Write out every line of the material as it stands, apart from the pictures.

━━━━━━━━━━

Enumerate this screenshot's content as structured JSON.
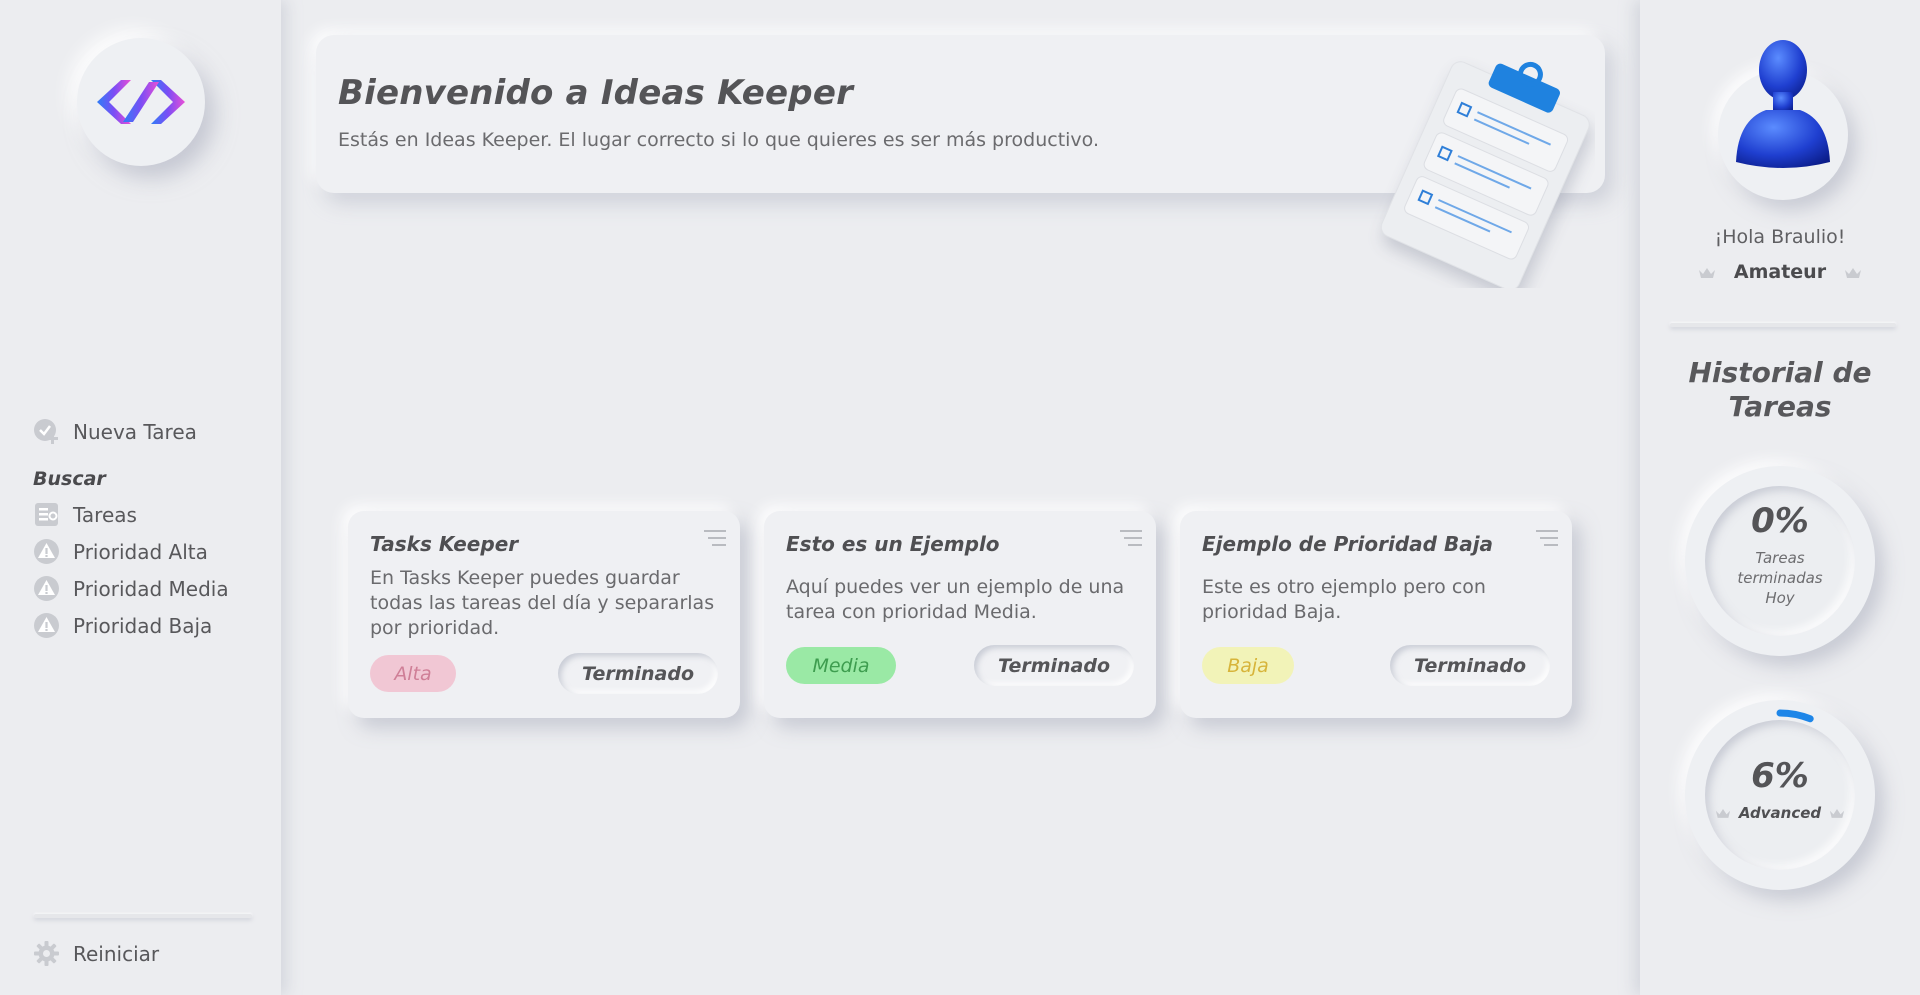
{
  "app": {
    "name": "Ideas Keeper",
    "accent_gradient": [
      "#2f7df6",
      "#7b4df5",
      "#e94fd6"
    ]
  },
  "sidebar": {
    "logo_icon": "code-logo-icon",
    "new_task": {
      "label": "Nueva Tarea",
      "icon": "add-task-icon"
    },
    "search_heading": "Buscar",
    "search_items": [
      {
        "label": "Tareas",
        "icon": "list-icon"
      },
      {
        "label": "Prioridad Alta",
        "icon": "warning-icon"
      },
      {
        "label": "Prioridad Media",
        "icon": "warning-icon"
      },
      {
        "label": "Prioridad Baja",
        "icon": "warning-icon"
      }
    ],
    "reset": {
      "label": "Reiniciar",
      "icon": "gear-icon"
    }
  },
  "banner": {
    "title": "Bienvenido a Ideas Keeper",
    "subtitle": "Estás en Ideas Keeper. El lugar correcto si lo que quieres es ser más productivo.",
    "illustration": "clipboard-icon"
  },
  "tasks": [
    {
      "title": "Tasks Keeper",
      "description": "En Tasks Keeper puedes guardar todas las tareas del día y separarlas por prioridad.",
      "priority": "Alta",
      "priority_color": "#f1c7d4",
      "done_label": "Terminado"
    },
    {
      "title": "Esto es un Ejemplo",
      "description": "Aquí puedes ver un ejemplo de una tarea con prioridad Media.",
      "priority": "Media",
      "priority_color": "#9ae9a5",
      "done_label": "Terminado"
    },
    {
      "title": "Ejemplo de Prioridad Baja",
      "description": "Este es otro ejemplo pero con prioridad Baja.",
      "priority": "Baja",
      "priority_color": "#f2f3b8",
      "done_label": "Terminado"
    }
  ],
  "profile": {
    "greeting": "¡Hola Braulio!",
    "rank": "Amateur",
    "avatar_icon": "user-avatar-icon"
  },
  "history": {
    "title": "Historial de Tareas",
    "today": {
      "value": "0%",
      "progress": 0,
      "label": "Tareas terminadas Hoy"
    },
    "level": {
      "value": "6%",
      "progress": 0.06,
      "label": "Advanced",
      "color": "#1e86e8"
    }
  }
}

━━━━━━━━━━

### EXPECTED OUTPUT
Enumerate this screenshot's content as structured JSON.
{
  "app": {
    "name": "Ideas Keeper",
    "accent_gradient": [
      "#2f7df6",
      "#7b4df5",
      "#e94fd6"
    ]
  },
  "sidebar": {
    "logo_icon": "code-logo-icon",
    "new_task": {
      "label": "Nueva Tarea",
      "icon": "add-task-icon"
    },
    "search_heading": "Buscar",
    "search_items": [
      {
        "label": "Tareas",
        "icon": "list-icon"
      },
      {
        "label": "Prioridad Alta",
        "icon": "warning-icon"
      },
      {
        "label": "Prioridad Media",
        "icon": "warning-icon"
      },
      {
        "label": "Prioridad Baja",
        "icon": "warning-icon"
      }
    ],
    "reset": {
      "label": "Reiniciar",
      "icon": "gear-icon"
    }
  },
  "banner": {
    "title": "Bienvenido a Ideas Keeper",
    "subtitle": "Estás en Ideas Keeper. El lugar correcto si lo que quieres es ser más productivo.",
    "illustration": "clipboard-icon"
  },
  "tasks": [
    {
      "title": "Tasks Keeper",
      "description": "En Tasks Keeper puedes guardar todas las tareas del día y separarlas por prioridad.",
      "priority": "Alta",
      "priority_color": "#f1c7d4",
      "done_label": "Terminado"
    },
    {
      "title": "Esto es un Ejemplo",
      "description": "Aquí puedes ver un ejemplo de una tarea con prioridad Media.",
      "priority": "Media",
      "priority_color": "#9ae9a5",
      "done_label": "Terminado"
    },
    {
      "title": "Ejemplo de Prioridad Baja",
      "description": "Este es otro ejemplo pero con prioridad Baja.",
      "priority": "Baja",
      "priority_color": "#f2f3b8",
      "done_label": "Terminado"
    }
  ],
  "profile": {
    "greeting": "¡Hola Braulio!",
    "rank": "Amateur",
    "avatar_icon": "user-avatar-icon"
  },
  "history": {
    "title": "Historial de Tareas",
    "today": {
      "value": "0%",
      "progress": 0,
      "label": "Tareas terminadas Hoy"
    },
    "level": {
      "value": "6%",
      "progress": 0.06,
      "label": "Advanced",
      "color": "#1e86e8"
    }
  }
}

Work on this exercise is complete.